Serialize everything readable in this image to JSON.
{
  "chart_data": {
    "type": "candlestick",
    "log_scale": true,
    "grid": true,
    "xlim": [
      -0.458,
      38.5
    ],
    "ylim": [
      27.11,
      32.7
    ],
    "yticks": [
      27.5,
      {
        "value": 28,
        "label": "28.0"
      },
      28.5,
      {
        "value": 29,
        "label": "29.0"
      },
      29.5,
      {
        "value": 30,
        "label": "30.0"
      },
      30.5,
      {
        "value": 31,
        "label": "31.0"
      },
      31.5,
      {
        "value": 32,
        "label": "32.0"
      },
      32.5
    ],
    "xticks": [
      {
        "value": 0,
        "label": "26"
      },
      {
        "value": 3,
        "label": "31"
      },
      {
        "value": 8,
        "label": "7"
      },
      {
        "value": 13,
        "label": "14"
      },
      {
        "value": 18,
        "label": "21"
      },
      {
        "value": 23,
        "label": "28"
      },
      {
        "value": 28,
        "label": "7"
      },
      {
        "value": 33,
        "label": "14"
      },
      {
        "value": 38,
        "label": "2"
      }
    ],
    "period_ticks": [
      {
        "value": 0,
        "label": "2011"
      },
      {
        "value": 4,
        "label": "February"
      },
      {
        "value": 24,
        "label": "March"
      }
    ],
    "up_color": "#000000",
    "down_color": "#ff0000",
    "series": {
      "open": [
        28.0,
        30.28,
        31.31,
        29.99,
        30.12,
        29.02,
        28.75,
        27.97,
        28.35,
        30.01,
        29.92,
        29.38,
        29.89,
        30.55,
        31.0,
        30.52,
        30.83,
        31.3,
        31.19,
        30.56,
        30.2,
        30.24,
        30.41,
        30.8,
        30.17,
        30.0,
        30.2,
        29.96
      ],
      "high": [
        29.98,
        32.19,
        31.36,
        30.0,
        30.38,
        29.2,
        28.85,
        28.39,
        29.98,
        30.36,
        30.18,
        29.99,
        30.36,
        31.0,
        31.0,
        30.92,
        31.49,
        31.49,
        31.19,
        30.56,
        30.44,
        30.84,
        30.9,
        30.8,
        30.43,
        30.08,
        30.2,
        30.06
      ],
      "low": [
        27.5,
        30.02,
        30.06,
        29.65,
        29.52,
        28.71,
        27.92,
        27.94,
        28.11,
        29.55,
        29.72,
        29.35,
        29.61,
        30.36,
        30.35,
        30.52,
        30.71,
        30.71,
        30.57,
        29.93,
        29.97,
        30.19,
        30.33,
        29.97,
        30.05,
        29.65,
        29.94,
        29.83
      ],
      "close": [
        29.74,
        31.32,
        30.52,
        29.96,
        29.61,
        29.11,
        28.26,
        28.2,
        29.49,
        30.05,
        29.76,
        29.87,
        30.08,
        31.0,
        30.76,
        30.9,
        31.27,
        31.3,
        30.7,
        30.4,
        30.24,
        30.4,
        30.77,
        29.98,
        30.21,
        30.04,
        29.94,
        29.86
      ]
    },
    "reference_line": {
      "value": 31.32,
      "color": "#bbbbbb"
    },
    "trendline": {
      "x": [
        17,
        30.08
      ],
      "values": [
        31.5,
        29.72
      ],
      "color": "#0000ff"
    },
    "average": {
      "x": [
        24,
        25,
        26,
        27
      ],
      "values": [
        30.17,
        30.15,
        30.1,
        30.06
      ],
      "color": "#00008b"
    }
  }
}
◇ ◇ ◇
Restate each record word for word.

[Full output]
Serialize everything readable in this image to JSON.
{
  "chart_data": {
    "type": "candlestick",
    "log_scale": true,
    "grid": true,
    "xlim": [
      -0.458,
      38.5
    ],
    "ylim": [
      27.11,
      32.7
    ],
    "yticks": [
      27.5,
      {
        "value": 28,
        "label": "28.0"
      },
      28.5,
      {
        "value": 29,
        "label": "29.0"
      },
      29.5,
      {
        "value": 30,
        "label": "30.0"
      },
      30.5,
      {
        "value": 31,
        "label": "31.0"
      },
      31.5,
      {
        "value": 32,
        "label": "32.0"
      },
      32.5
    ],
    "xticks": [
      {
        "value": 0,
        "label": "26"
      },
      {
        "value": 3,
        "label": "31"
      },
      {
        "value": 8,
        "label": "7"
      },
      {
        "value": 13,
        "label": "14"
      },
      {
        "value": 18,
        "label": "21"
      },
      {
        "value": 23,
        "label": "28"
      },
      {
        "value": 28,
        "label": "7"
      },
      {
        "value": 33,
        "label": "14"
      },
      {
        "value": 38,
        "label": "2"
      }
    ],
    "period_ticks": [
      {
        "value": 0,
        "label": "2011"
      },
      {
        "value": 4,
        "label": "February"
      },
      {
        "value": 24,
        "label": "March"
      }
    ],
    "up_color": "#000000",
    "down_color": "#ff0000",
    "series": {
      "open": [
        28.0,
        30.28,
        31.31,
        29.99,
        30.12,
        29.02,
        28.75,
        27.97,
        28.35,
        30.01,
        29.92,
        29.38,
        29.89,
        30.55,
        31.0,
        30.52,
        30.83,
        31.3,
        31.19,
        30.56,
        30.2,
        30.24,
        30.41,
        30.8,
        30.17,
        30.0,
        30.2,
        29.96
      ],
      "high": [
        29.98,
        32.19,
        31.36,
        30.0,
        30.38,
        29.2,
        28.85,
        28.39,
        29.98,
        30.36,
        30.18,
        29.99,
        30.36,
        31.0,
        31.0,
        30.92,
        31.49,
        31.49,
        31.19,
        30.56,
        30.44,
        30.84,
        30.9,
        30.8,
        30.43,
        30.08,
        30.2,
        30.06
      ],
      "low": [
        27.5,
        30.02,
        30.06,
        29.65,
        29.52,
        28.71,
        27.92,
        27.94,
        28.11,
        29.55,
        29.72,
        29.35,
        29.61,
        30.36,
        30.35,
        30.52,
        30.71,
        30.71,
        30.57,
        29.93,
        29.97,
        30.19,
        30.33,
        29.97,
        30.05,
        29.65,
        29.94,
        29.83
      ],
      "close": [
        29.74,
        31.32,
        30.52,
        29.96,
        29.61,
        29.11,
        28.26,
        28.2,
        29.49,
        30.05,
        29.76,
        29.87,
        30.08,
        31.0,
        30.76,
        30.9,
        31.27,
        31.3,
        30.7,
        30.4,
        30.24,
        30.4,
        30.77,
        29.98,
        30.21,
        30.04,
        29.94,
        29.86
      ]
    },
    "reference_line": {
      "value": 31.32,
      "color": "#bbbbbb"
    },
    "trendline": {
      "x": [
        17,
        30.08
      ],
      "values": [
        31.5,
        29.72
      ],
      "color": "#0000ff"
    },
    "average": {
      "x": [
        24,
        25,
        26,
        27
      ],
      "values": [
        30.17,
        30.15,
        30.1,
        30.06
      ],
      "color": "#00008b"
    }
  }
}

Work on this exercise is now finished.